AIM OF THE TASK. Using the string "earthworms" as the key, pull each matching line out of the records below.

INFORMATION.
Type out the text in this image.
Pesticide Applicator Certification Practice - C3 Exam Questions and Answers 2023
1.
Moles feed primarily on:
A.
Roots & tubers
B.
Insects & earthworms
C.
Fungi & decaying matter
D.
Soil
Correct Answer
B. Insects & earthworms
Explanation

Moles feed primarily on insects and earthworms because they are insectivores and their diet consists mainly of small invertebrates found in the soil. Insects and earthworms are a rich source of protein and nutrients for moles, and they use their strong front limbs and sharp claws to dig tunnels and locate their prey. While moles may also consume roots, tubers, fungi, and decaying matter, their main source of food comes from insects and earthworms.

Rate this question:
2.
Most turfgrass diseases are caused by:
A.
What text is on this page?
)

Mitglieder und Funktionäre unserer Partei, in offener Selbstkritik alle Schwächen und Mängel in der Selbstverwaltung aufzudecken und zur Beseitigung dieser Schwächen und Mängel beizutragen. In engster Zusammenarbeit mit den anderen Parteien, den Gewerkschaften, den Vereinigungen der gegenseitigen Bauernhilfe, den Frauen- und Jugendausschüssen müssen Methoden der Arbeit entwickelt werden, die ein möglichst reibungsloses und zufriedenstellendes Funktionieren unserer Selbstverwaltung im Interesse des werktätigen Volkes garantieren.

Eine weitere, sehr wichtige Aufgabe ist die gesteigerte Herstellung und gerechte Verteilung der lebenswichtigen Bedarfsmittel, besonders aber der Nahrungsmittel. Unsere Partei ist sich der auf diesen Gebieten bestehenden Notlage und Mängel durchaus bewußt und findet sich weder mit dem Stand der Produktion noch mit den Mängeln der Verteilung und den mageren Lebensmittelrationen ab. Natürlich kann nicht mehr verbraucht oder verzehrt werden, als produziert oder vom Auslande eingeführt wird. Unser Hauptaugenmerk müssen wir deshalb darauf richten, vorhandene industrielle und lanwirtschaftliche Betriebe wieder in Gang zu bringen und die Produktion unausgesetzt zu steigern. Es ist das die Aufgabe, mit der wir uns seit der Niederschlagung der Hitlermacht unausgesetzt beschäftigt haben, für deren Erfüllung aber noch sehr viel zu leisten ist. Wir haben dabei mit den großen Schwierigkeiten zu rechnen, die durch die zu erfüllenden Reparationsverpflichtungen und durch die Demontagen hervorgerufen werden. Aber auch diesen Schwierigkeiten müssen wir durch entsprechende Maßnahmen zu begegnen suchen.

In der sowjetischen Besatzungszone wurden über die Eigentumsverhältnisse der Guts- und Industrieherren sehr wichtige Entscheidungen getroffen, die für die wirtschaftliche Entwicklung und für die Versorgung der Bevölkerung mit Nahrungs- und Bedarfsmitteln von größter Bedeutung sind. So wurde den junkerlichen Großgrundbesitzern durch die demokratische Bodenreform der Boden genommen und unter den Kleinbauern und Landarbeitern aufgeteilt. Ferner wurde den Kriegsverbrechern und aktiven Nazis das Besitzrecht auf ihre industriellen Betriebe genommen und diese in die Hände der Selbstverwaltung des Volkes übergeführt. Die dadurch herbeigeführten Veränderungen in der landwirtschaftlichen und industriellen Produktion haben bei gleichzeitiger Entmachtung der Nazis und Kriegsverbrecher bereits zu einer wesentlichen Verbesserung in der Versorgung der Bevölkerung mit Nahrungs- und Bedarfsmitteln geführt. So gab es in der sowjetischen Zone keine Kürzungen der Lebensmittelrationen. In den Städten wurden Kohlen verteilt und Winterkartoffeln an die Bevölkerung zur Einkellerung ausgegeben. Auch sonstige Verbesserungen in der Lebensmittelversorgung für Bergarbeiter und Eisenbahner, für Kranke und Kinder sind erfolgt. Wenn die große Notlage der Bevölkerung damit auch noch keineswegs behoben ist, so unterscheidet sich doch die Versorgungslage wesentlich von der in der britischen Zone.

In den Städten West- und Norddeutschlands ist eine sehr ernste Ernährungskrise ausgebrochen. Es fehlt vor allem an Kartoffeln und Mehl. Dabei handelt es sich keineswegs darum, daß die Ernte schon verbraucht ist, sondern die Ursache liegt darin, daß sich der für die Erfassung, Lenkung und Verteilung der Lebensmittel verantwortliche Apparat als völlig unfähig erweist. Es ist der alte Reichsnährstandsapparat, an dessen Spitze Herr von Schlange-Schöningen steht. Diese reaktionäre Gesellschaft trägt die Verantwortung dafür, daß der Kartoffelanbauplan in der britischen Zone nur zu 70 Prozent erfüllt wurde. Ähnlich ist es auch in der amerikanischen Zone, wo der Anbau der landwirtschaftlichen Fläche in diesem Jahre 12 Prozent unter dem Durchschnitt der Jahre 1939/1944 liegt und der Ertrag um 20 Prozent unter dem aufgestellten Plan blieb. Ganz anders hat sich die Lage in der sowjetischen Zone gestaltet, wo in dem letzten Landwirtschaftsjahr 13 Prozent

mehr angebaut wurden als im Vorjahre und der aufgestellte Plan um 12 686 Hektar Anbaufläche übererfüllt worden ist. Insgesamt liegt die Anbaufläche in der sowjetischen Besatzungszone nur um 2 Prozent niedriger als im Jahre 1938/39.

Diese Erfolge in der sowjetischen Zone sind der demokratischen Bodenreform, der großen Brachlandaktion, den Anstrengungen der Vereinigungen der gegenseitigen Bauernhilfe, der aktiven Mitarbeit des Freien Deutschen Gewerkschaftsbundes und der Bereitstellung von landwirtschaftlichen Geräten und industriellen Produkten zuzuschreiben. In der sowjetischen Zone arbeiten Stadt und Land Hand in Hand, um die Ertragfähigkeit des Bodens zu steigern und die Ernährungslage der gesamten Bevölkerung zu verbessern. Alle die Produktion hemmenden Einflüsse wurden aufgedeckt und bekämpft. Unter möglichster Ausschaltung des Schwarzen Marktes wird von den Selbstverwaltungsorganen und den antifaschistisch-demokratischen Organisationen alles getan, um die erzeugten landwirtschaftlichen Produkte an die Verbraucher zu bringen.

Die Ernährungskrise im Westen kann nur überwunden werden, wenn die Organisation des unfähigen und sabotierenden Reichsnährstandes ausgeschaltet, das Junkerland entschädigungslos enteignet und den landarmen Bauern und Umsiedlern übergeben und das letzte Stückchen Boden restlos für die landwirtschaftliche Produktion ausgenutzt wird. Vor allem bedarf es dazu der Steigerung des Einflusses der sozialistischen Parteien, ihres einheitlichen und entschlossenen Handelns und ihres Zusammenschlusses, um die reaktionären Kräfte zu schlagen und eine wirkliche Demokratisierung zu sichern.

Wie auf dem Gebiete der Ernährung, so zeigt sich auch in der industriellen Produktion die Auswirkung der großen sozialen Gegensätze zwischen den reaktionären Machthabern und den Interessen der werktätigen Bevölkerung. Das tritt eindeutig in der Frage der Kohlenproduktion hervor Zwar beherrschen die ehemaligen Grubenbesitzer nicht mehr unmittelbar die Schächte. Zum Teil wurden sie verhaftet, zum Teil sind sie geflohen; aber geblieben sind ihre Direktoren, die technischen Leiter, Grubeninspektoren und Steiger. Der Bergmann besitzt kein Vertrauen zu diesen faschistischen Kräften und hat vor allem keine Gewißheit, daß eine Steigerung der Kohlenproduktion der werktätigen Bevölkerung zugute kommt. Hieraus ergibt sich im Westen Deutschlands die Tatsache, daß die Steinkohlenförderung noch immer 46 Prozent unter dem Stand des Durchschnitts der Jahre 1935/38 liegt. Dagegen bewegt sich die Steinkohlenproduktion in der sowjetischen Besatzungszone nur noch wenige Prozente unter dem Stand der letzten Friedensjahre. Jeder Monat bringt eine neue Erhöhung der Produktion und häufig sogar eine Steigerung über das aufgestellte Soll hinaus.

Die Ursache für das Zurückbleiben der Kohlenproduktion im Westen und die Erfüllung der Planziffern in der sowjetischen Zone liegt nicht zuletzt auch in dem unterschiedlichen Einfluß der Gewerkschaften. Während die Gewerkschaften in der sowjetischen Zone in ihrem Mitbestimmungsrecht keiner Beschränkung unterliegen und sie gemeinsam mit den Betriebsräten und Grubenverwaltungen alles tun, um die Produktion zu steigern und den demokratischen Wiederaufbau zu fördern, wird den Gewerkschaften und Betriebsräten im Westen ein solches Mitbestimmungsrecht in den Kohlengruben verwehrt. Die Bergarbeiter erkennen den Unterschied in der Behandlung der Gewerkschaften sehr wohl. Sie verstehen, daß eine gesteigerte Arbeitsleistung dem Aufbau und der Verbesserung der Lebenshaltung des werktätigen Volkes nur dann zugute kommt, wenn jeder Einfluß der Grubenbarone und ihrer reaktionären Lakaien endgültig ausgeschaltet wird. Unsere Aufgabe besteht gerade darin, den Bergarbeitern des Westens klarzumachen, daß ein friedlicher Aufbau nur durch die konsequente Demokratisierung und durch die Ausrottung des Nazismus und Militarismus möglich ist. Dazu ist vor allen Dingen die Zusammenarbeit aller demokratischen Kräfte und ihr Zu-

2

ANSWER SPACE.
Insects & earthworms
B. Insects & earthworms
Moles feed primarily on insects and earthworms because they are insectivores and their diet consists mainly of small invertebrates found in the soil. Insects and earthworms are a rich source of protein and nutrients for moles, and they use their strong front limbs and sharp claws to dig tunnels and locate their prey. While moles may also consume roots, tubers, fungi, and decaying matter, their main source of food comes from insects and earthworms.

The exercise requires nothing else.